#### TASK INPUTS
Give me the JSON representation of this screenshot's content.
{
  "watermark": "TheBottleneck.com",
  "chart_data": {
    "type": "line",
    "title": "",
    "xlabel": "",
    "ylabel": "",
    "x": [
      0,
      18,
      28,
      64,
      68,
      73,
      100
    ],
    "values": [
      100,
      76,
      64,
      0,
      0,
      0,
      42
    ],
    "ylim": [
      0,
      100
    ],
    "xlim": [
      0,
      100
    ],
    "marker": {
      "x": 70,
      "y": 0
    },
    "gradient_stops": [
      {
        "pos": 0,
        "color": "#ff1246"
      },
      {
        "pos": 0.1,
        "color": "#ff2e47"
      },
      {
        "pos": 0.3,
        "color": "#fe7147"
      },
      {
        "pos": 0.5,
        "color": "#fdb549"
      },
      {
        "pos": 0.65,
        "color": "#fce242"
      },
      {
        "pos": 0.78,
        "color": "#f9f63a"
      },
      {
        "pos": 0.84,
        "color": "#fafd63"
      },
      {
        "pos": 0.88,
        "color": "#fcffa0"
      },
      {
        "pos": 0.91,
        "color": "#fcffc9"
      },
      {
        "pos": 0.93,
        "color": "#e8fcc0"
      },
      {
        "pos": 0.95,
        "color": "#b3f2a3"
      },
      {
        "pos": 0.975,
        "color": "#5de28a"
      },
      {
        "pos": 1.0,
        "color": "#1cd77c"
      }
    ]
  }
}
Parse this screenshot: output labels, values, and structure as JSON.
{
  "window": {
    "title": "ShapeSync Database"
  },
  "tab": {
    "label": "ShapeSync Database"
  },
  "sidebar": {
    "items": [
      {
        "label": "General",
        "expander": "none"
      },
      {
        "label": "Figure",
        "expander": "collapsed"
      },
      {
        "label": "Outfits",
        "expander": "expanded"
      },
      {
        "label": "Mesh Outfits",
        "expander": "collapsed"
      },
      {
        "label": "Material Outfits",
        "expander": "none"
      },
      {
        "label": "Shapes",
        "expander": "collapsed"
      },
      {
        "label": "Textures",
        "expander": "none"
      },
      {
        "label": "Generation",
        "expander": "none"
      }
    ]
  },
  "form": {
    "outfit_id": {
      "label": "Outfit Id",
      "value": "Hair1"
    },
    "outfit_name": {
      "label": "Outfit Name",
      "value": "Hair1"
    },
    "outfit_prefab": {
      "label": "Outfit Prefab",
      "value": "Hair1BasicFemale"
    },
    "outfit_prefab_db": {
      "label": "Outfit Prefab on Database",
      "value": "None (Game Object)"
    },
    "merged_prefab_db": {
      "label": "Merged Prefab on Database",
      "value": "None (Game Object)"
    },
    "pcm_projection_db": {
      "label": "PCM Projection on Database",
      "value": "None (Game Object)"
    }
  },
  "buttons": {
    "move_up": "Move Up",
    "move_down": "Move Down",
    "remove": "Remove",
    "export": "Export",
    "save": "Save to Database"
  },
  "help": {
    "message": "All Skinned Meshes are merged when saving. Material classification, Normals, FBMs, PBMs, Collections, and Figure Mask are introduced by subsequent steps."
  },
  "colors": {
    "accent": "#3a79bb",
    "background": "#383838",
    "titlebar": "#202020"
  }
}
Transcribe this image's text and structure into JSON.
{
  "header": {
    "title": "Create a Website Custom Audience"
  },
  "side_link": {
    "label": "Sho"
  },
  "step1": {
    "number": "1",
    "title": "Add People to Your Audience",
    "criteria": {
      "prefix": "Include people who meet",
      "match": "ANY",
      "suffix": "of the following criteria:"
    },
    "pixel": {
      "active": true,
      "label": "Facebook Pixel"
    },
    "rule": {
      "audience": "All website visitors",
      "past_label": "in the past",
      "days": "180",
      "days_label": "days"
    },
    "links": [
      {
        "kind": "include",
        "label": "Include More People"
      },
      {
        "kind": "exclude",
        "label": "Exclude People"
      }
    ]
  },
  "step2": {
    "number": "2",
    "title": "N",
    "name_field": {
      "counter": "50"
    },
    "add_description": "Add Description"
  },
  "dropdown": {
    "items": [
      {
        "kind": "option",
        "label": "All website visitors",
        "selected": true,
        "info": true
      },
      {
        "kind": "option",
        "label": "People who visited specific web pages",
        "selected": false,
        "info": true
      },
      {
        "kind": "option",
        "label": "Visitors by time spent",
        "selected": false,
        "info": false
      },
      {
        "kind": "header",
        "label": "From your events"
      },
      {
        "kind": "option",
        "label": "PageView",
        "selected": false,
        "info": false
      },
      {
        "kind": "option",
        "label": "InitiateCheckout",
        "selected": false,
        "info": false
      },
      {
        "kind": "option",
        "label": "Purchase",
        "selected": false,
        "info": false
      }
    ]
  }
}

#### EXERCISE TASK
Across the entries above, how many lines contain "true"? Provide only the count.

#### WRITTEN RESPONSE
4